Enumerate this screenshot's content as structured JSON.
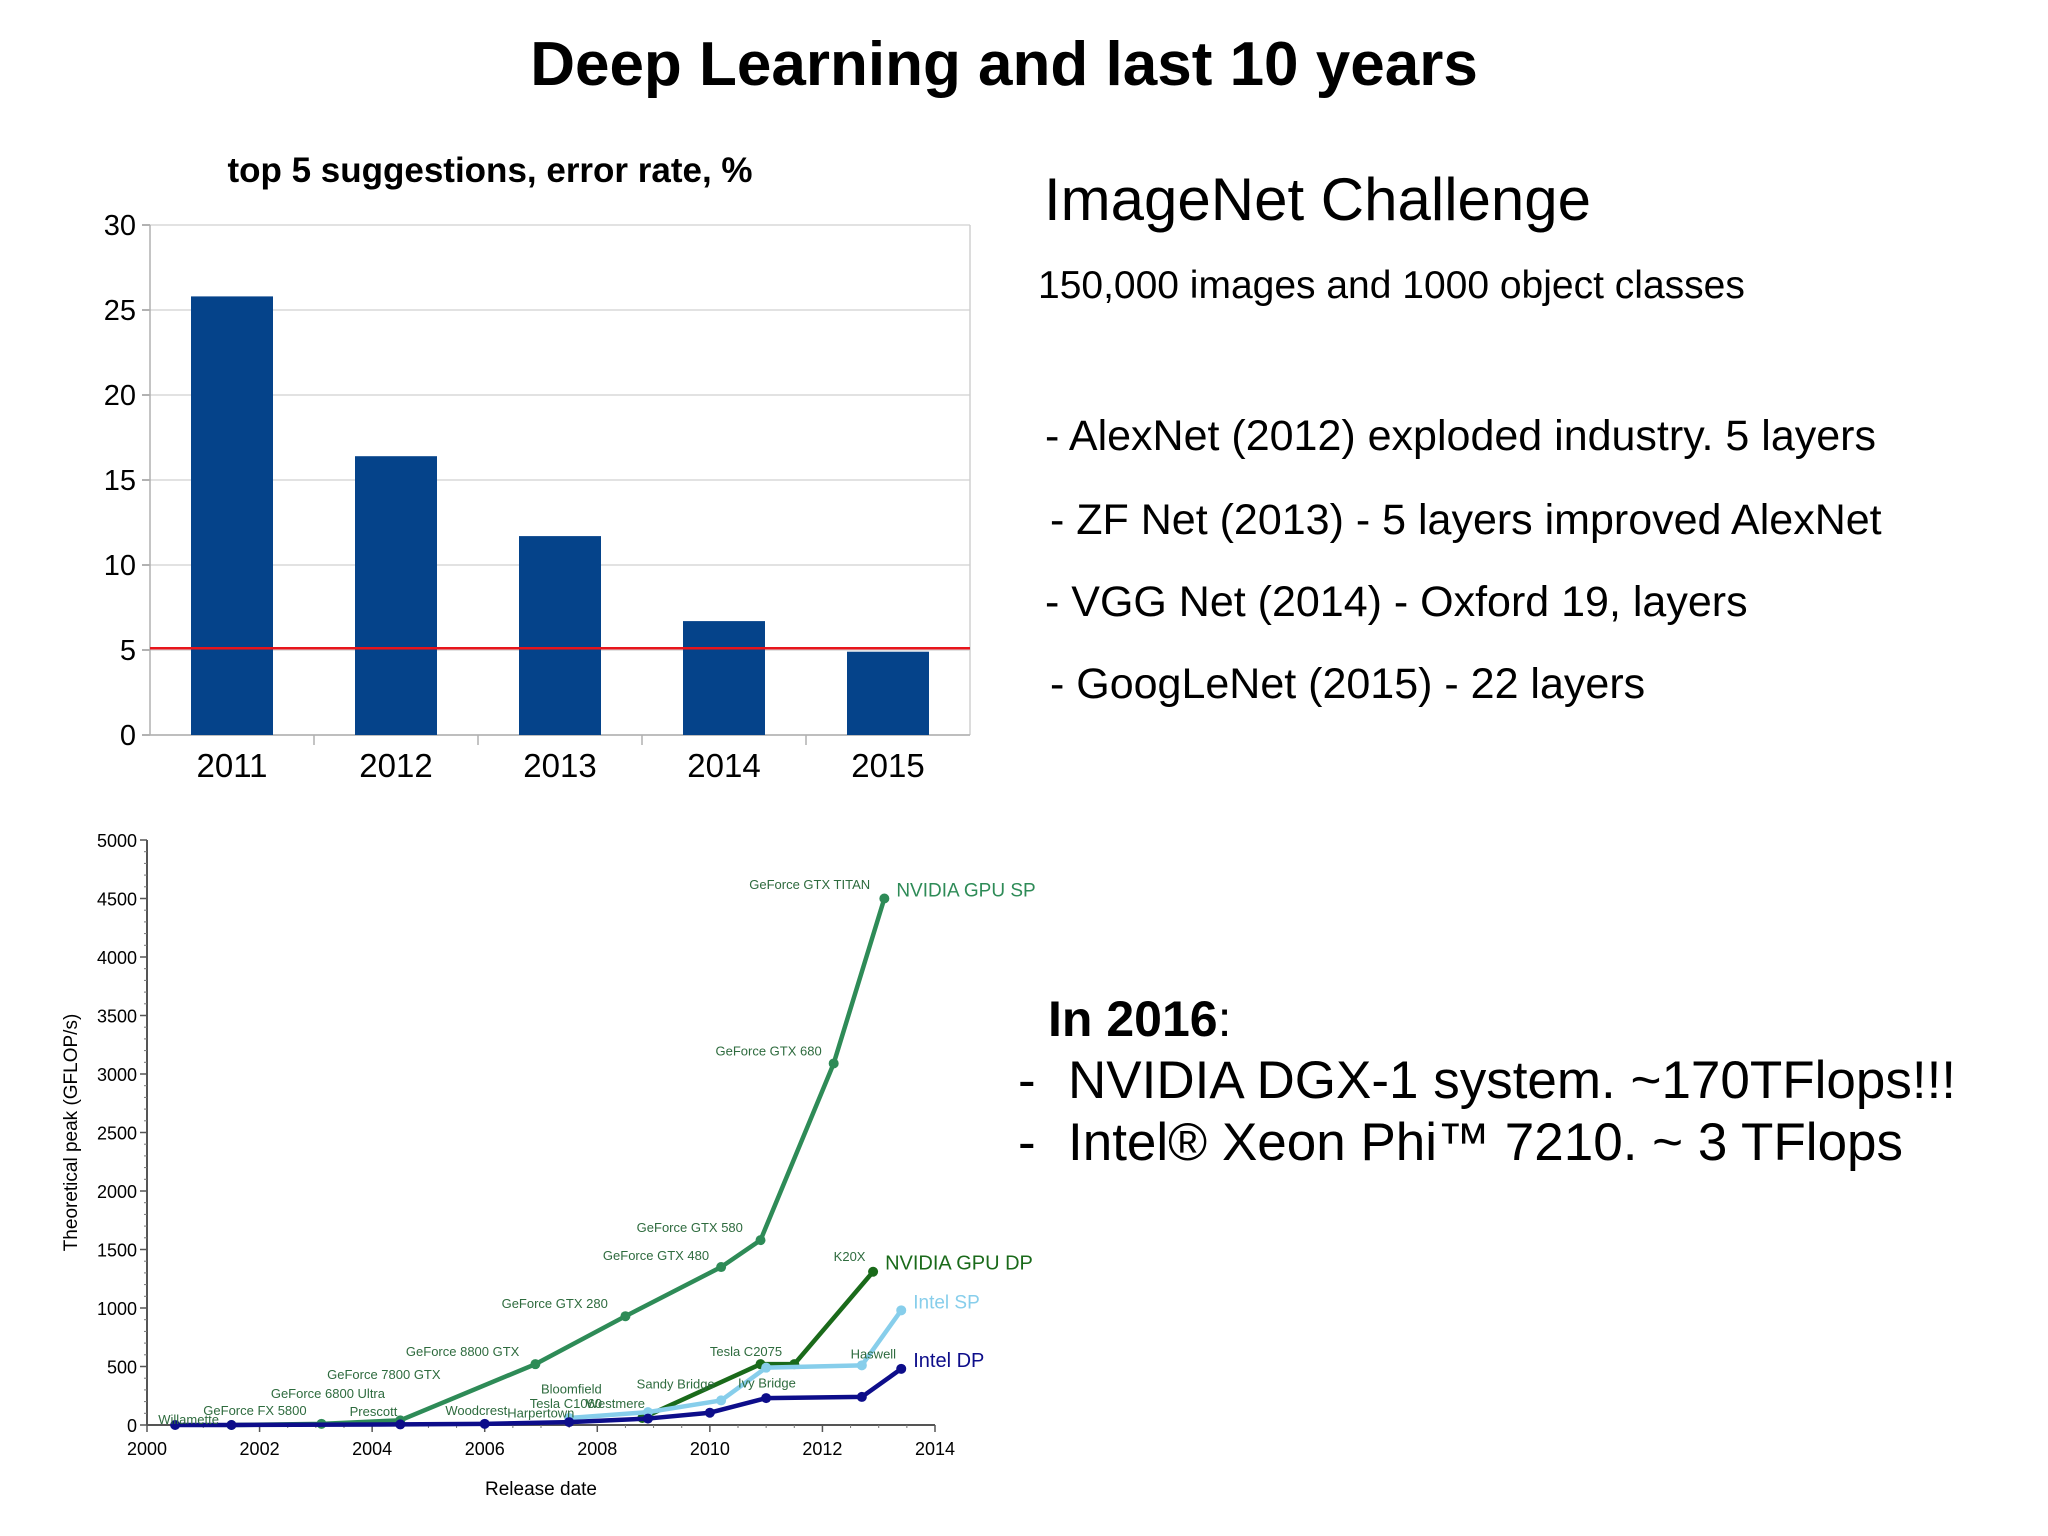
{
  "slide": {
    "title": "Deep Learning and last 10 years"
  },
  "imagenet": {
    "title": "ImageNet Challenge",
    "subtitle": "150,000 images and 1000 object classes",
    "bullets": [
      "- AlexNet (2012) exploded industry. 5 layers",
      "- ZF Net (2013) - 5 layers improved AlexNet",
      "- VGG Net (2014) - Oxford 19, layers",
      "- GoogLeNet (2015) - 22 layers"
    ]
  },
  "year2016": {
    "heading": "In 2016",
    "colon": ":",
    "dash": "-",
    "items": [
      "NVIDIA DGX-1 system. ~170TFlops!!!",
      "Intel® Xeon Phi™ 7210. ~ 3 TFlops"
    ]
  },
  "colors": {
    "bar": "#05438a",
    "threshold": "#e8141b",
    "nvidia_sp": "#2e8b57",
    "nvidia_dp": "#1a6a1a",
    "intel_sp": "#87ceeb",
    "intel_dp": "#0d0d8a"
  },
  "chart_data": [
    {
      "type": "bar",
      "title": "top 5 suggestions, error rate, %",
      "categories": [
        "2011",
        "2012",
        "2013",
        "2014",
        "2015"
      ],
      "values": [
        25.8,
        16.4,
        11.7,
        6.7,
        4.9
      ],
      "ylim": [
        0,
        30
      ],
      "yticks": [
        0,
        5,
        10,
        15,
        20,
        25,
        30
      ],
      "reference_line": 5.1,
      "grid": true,
      "legend": "none"
    },
    {
      "type": "line",
      "xlabel": "Release date",
      "ylabel": "Theoretical peak (GFLOP/s)",
      "xlim": [
        2000,
        2014
      ],
      "ylim": [
        0,
        5000
      ],
      "xticks": [
        2000,
        2002,
        2004,
        2006,
        2008,
        2010,
        2012,
        2014
      ],
      "yticks": [
        0,
        500,
        1000,
        1500,
        2000,
        2500,
        3000,
        3500,
        4000,
        4500,
        5000
      ],
      "series": [
        {
          "name": "NVIDIA GPU SP",
          "x": [
            2001.5,
            2003.1,
            2004.5,
            2006.9,
            2008.5,
            2010.2,
            2010.9,
            2012.2,
            2013.1
          ],
          "y": [
            0,
            10,
            40,
            520,
            930,
            1350,
            1580,
            3090,
            4500
          ]
        },
        {
          "name": "NVIDIA GPU DP",
          "x": [
            2008.8,
            2010.9,
            2011.5,
            2012.9
          ],
          "y": [
            60,
            520,
            520,
            1310
          ]
        },
        {
          "name": "Intel SP",
          "x": [
            2007.5,
            2008.9,
            2010.2,
            2011.0,
            2012.7,
            2013.4
          ],
          "y": [
            60,
            110,
            210,
            490,
            510,
            980
          ]
        },
        {
          "name": "Intel DP",
          "x": [
            2000.5,
            2001.5,
            2004.5,
            2006.0,
            2007.5,
            2008.9,
            2010.0,
            2011.0,
            2012.7,
            2013.4
          ],
          "y": [
            0,
            0,
            5,
            10,
            25,
            55,
            105,
            230,
            240,
            480
          ]
        }
      ],
      "annotations": [
        {
          "text": "Willamette",
          "x": 2000.2,
          "y": 10
        },
        {
          "text": "GeForce FX 5800",
          "x": 2001.0,
          "y": 85
        },
        {
          "text": "GeForce 6800 Ultra",
          "x": 2002.2,
          "y": 230
        },
        {
          "text": "GeForce 7800 GTX",
          "x": 2003.2,
          "y": 395
        },
        {
          "text": "Prescott",
          "x": 2003.6,
          "y": 75
        },
        {
          "text": "GeForce 8800 GTX",
          "x": 2004.6,
          "y": 590
        },
        {
          "text": "Woodcrest",
          "x": 2005.3,
          "y": 85
        },
        {
          "text": "Harpertown",
          "x": 2006.4,
          "y": 65
        },
        {
          "text": "Tesla C1060",
          "x": 2006.8,
          "y": 145
        },
        {
          "text": "Westmere",
          "x": 2007.8,
          "y": 145
        },
        {
          "text": "Bloomfield",
          "x": 2007.0,
          "y": 270
        },
        {
          "text": "Sandy Bridge",
          "x": 2008.7,
          "y": 310
        },
        {
          "text": "Ivy Bridge",
          "x": 2010.5,
          "y": 320
        },
        {
          "text": "Tesla C2075",
          "x": 2010.0,
          "y": 590
        },
        {
          "text": "Haswell",
          "x": 2012.5,
          "y": 570
        },
        {
          "text": "GeForce GTX 280",
          "x": 2006.3,
          "y": 1000
        },
        {
          "text": "GeForce GTX 480",
          "x": 2008.1,
          "y": 1410
        },
        {
          "text": "GeForce GTX 580",
          "x": 2008.7,
          "y": 1650
        },
        {
          "text": "GeForce GTX 680",
          "x": 2010.1,
          "y": 3160
        },
        {
          "text": "GeForce GTX TITAN",
          "x": 2010.7,
          "y": 4580
        },
        {
          "text": "K20X",
          "x": 2012.2,
          "y": 1400
        }
      ]
    }
  ]
}
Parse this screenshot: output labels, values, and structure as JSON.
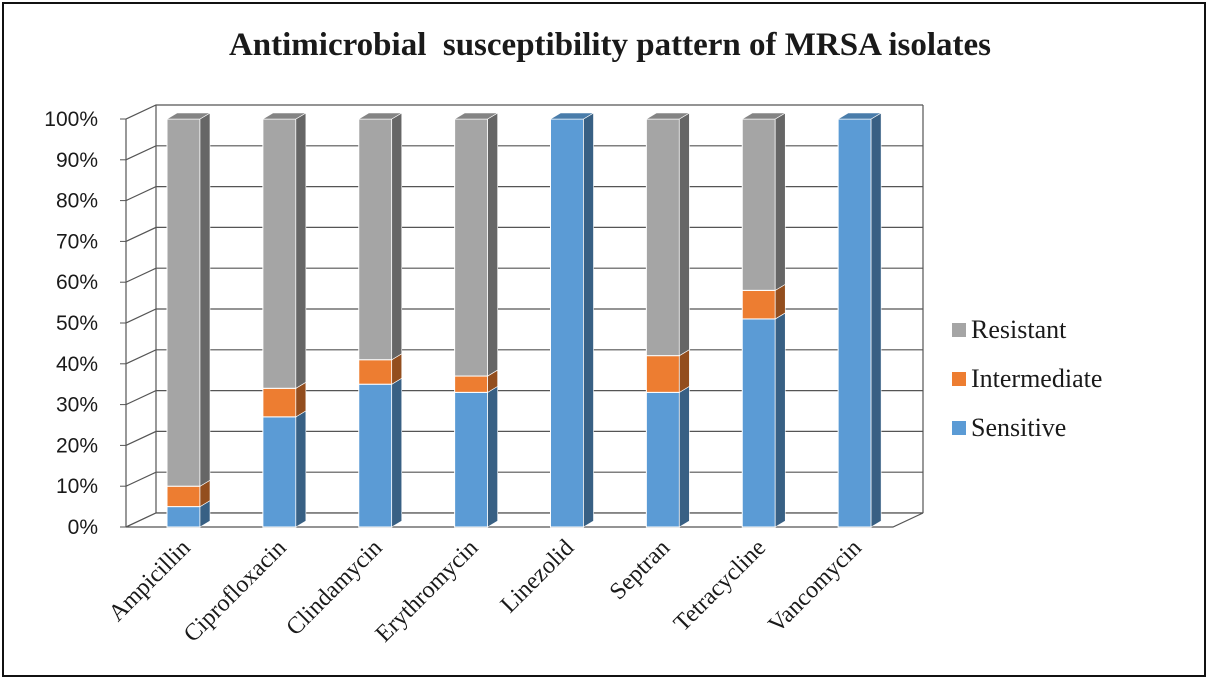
{
  "chart_data": {
    "type": "bar",
    "stacked": true,
    "percent_stacked": true,
    "three_d": true,
    "title": "Antimicrobial  susceptibility pattern of MRSA isolates",
    "xlabel": "",
    "ylabel": "",
    "ylim": [
      0,
      100
    ],
    "y_ticks": [
      "0%",
      "10%",
      "20%",
      "30%",
      "40%",
      "50%",
      "60%",
      "70%",
      "80%",
      "90%",
      "100%"
    ],
    "grid": true,
    "legend_position": "right",
    "categories": [
      "Ampicillin",
      "Ciprofloxacin",
      "Clindamycin",
      "Erythromycin",
      "Linezolid",
      "Septran",
      "Tetracycline",
      "Vancomycin"
    ],
    "series": [
      {
        "name": "Sensitive",
        "color": "#5b9bd5",
        "values": [
          5,
          27,
          35,
          33,
          100,
          33,
          51,
          100
        ]
      },
      {
        "name": "Intermediate",
        "color": "#ed7d31",
        "values": [
          5,
          7,
          6,
          4,
          0,
          9,
          7,
          0
        ]
      },
      {
        "name": "Resistant",
        "color": "#a5a5a5",
        "values": [
          90,
          66,
          59,
          63,
          0,
          58,
          42,
          0
        ]
      }
    ],
    "legend_order": [
      "Resistant",
      "Intermediate",
      "Sensitive"
    ]
  }
}
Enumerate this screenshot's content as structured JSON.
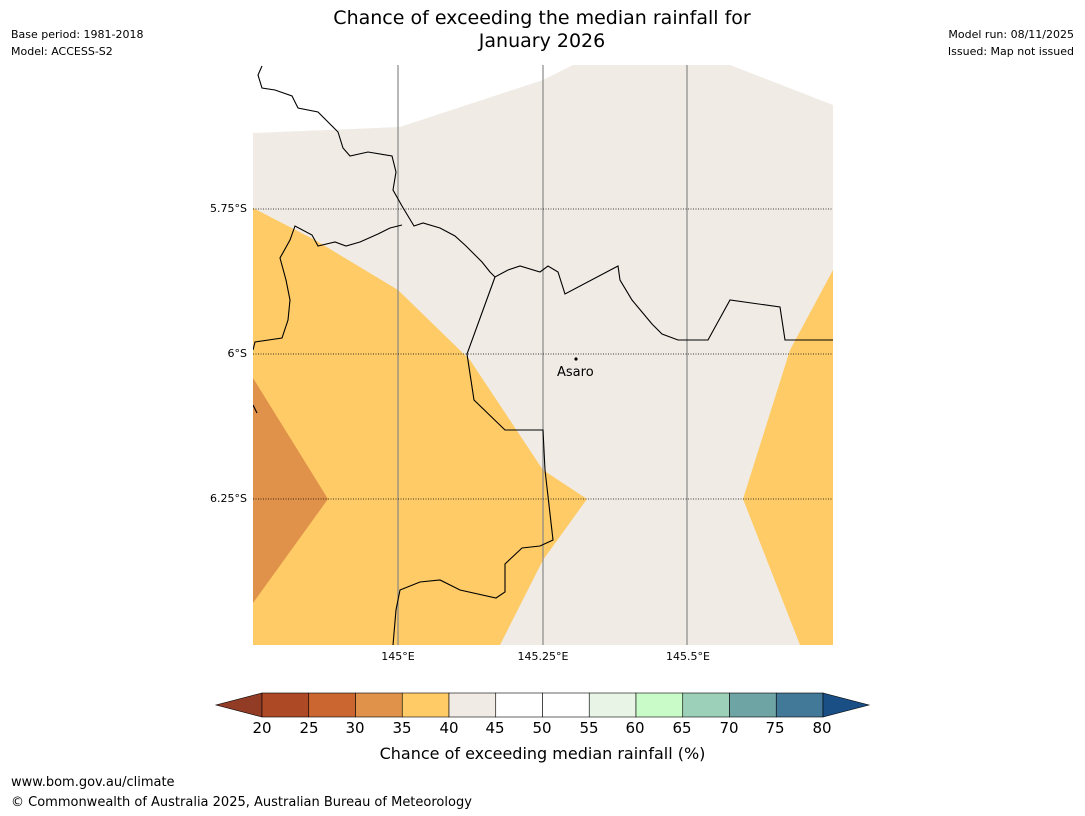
{
  "header": {
    "title_line1": "Chance of exceeding the median rainfall for",
    "title_line2": "January 2026",
    "base_period": "Base period: 1981-2018",
    "model": "Model: ACCESS-S2",
    "model_run": "Model run: 08/11/2025",
    "issued": "Issued: Map not issued"
  },
  "map": {
    "lat_labels": [
      "5.75°S",
      "6°S",
      "6.25°S"
    ],
    "lon_labels": [
      "145°E",
      "145.25°E",
      "145.5°E"
    ],
    "place": "Asaro",
    "category_colors": {
      "20-25": "#b04a25",
      "30-35": "#e0924a",
      "35-40": "#fecb66",
      "40-45": "#f0ebe5"
    }
  },
  "colorbar": {
    "ticks": [
      "20",
      "25",
      "30",
      "35",
      "40",
      "45",
      "50",
      "55",
      "60",
      "65",
      "70",
      "75",
      "80"
    ],
    "colors": [
      "#ae4925",
      "#cb6631",
      "#e0924a",
      "#fecb66",
      "#f0ebe5",
      "#ffffff",
      "#ffffff",
      "#e8f5e6",
      "#c8fbc7",
      "#9dd0b8",
      "#6fa4a5",
      "#427998"
    ],
    "low_extend_color": "#923c26",
    "high_extend_color": "#1a4f86",
    "label": "Chance of exceeding median rainfall (%)"
  },
  "footer": {
    "url": "www.bom.gov.au/climate",
    "copyright": "© Commonwealth of Australia 2025, Australian Bureau of Meteorology"
  }
}
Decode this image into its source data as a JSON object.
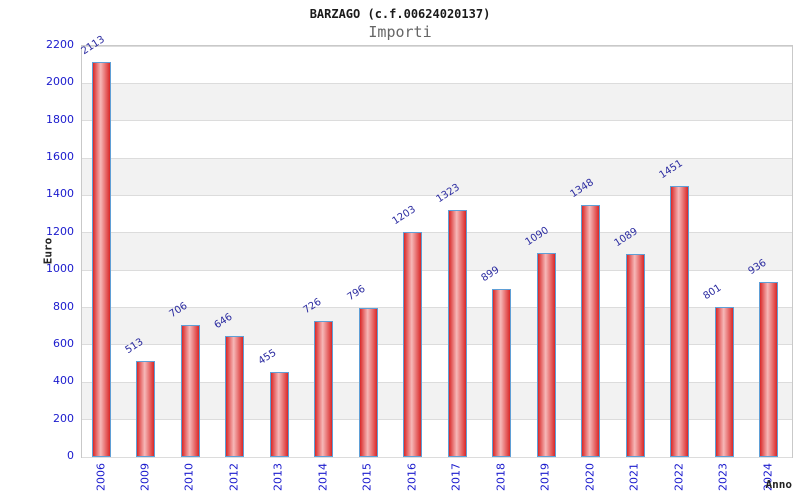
{
  "chart_data": {
    "type": "bar",
    "title": "BARZAGO (c.f.00624020137)",
    "subtitle": "Importi",
    "xlabel": "Anno",
    "ylabel": "Euro",
    "categories": [
      "2006",
      "2009",
      "2010",
      "2012",
      "2013",
      "2014",
      "2015",
      "2016",
      "2017",
      "2018",
      "2019",
      "2020",
      "2021",
      "2022",
      "2023",
      "2024"
    ],
    "values": [
      2113,
      513,
      706,
      646,
      455,
      726,
      796,
      1203,
      1323,
      899,
      1090,
      1348,
      1089,
      1451,
      801,
      936
    ],
    "y_ticks": [
      0,
      200,
      400,
      600,
      800,
      1000,
      1200,
      1400,
      1600,
      1800,
      2000,
      2200
    ],
    "ylim": [
      0,
      2200
    ],
    "grid": "horizontal-bands",
    "legend": "none",
    "colors": {
      "bar_edge_red": "#d92828",
      "bar_center_pink": "#f6b8b8",
      "bar_border_blue": "#5f9fd6",
      "tick_label_blue": "#1a1acd",
      "value_label_blue": "#2a2aa0",
      "band_gray": "#f2f2f2",
      "band_white": "#ffffff",
      "grid_line": "#dcdcdc"
    }
  }
}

▬▬▬▬▬▬▬▬▬▬

Starting with the line that holds "Decode this image", repeat exactly every line through the end of the material above, both ends included, without the pictures.

▶ Solution to the problem:
Decode this image into its source data as a JSON object.
{
  "chart_data": {
    "type": "bar",
    "title": "BARZAGO (c.f.00624020137)",
    "subtitle": "Importi",
    "xlabel": "Anno",
    "ylabel": "Euro",
    "categories": [
      "2006",
      "2009",
      "2010",
      "2012",
      "2013",
      "2014",
      "2015",
      "2016",
      "2017",
      "2018",
      "2019",
      "2020",
      "2021",
      "2022",
      "2023",
      "2024"
    ],
    "values": [
      2113,
      513,
      706,
      646,
      455,
      726,
      796,
      1203,
      1323,
      899,
      1090,
      1348,
      1089,
      1451,
      801,
      936
    ],
    "y_ticks": [
      0,
      200,
      400,
      600,
      800,
      1000,
      1200,
      1400,
      1600,
      1800,
      2000,
      2200
    ],
    "ylim": [
      0,
      2200
    ],
    "grid": "horizontal-bands",
    "legend": "none",
    "colors": {
      "bar_edge_red": "#d92828",
      "bar_center_pink": "#f6b8b8",
      "bar_border_blue": "#5f9fd6",
      "tick_label_blue": "#1a1acd",
      "value_label_blue": "#2a2aa0",
      "band_gray": "#f2f2f2",
      "band_white": "#ffffff",
      "grid_line": "#dcdcdc"
    }
  }
}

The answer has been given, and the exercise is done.